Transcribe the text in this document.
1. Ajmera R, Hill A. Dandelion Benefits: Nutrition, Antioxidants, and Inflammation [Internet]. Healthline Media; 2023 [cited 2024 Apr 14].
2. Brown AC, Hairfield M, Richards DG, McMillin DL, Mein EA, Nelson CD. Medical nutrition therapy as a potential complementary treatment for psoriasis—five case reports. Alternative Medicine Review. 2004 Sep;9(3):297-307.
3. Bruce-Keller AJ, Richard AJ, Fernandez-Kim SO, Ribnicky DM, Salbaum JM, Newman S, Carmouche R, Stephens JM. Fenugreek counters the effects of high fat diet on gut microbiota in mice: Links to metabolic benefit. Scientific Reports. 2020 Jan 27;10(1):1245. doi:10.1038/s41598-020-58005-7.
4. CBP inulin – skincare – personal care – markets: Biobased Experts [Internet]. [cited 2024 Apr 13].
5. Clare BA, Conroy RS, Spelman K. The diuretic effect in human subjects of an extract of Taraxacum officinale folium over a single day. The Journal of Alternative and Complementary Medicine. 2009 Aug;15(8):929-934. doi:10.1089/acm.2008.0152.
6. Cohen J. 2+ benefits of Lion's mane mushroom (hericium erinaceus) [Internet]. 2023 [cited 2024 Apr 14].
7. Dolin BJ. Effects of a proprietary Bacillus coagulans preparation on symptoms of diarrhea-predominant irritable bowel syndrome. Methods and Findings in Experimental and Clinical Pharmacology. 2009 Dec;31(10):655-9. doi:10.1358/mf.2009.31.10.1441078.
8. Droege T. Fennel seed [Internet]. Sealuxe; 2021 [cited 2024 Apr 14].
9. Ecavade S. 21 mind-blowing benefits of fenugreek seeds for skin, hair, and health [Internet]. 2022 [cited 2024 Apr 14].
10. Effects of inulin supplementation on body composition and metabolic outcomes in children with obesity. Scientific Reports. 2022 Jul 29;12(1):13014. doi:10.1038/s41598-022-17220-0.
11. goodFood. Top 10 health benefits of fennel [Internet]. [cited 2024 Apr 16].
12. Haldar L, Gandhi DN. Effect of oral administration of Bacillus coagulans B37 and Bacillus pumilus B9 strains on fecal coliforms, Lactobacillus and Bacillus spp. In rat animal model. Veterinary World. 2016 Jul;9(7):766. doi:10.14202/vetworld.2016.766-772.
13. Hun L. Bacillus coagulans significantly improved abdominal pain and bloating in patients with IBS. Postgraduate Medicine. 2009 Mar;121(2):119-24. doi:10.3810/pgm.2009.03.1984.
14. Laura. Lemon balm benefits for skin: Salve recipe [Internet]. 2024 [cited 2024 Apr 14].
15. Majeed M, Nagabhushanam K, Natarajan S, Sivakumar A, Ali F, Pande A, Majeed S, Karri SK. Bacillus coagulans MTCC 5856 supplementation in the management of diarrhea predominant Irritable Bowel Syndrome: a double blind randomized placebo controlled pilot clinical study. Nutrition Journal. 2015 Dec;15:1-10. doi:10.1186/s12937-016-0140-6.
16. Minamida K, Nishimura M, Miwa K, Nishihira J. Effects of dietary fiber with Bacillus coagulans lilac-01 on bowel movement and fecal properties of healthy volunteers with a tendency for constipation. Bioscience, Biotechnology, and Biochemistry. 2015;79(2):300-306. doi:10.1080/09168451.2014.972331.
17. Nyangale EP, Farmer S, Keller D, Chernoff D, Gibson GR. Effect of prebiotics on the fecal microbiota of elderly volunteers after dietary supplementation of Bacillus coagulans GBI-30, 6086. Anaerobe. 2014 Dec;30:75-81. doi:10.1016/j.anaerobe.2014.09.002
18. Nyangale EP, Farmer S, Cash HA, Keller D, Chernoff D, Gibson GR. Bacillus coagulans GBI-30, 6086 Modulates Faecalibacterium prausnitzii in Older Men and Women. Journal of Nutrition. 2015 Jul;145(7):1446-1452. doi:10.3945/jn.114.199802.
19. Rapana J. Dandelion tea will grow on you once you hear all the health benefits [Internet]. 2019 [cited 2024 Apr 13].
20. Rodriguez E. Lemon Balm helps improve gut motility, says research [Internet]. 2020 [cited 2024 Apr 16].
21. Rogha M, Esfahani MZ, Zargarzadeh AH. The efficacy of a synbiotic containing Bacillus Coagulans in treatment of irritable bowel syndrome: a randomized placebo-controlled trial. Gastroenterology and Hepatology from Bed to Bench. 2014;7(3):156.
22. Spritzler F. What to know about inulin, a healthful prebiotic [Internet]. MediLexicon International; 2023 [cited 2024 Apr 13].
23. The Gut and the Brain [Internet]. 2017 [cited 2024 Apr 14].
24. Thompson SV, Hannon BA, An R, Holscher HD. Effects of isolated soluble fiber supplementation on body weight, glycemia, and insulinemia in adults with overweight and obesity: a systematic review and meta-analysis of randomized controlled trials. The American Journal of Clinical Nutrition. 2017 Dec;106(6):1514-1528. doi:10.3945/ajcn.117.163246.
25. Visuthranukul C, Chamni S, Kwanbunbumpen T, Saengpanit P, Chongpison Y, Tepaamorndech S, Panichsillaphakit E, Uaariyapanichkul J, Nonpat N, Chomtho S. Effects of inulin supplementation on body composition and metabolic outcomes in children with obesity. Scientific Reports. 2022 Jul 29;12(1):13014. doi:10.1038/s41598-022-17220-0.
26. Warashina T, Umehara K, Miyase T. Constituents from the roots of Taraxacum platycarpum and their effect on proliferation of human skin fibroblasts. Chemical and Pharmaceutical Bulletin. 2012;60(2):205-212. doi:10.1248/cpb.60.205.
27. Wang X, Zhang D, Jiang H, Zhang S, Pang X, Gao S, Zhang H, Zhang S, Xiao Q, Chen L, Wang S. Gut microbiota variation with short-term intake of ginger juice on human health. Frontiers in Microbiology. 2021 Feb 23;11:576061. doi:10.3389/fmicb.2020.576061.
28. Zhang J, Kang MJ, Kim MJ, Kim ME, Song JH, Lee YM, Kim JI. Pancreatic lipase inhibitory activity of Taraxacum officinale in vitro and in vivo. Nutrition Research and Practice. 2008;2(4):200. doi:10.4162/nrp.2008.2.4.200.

§ Instructions for the task
Taking the lines above one at a time, give the number of them that contain the string "diarrhea". Add nothing else.

§ Response
2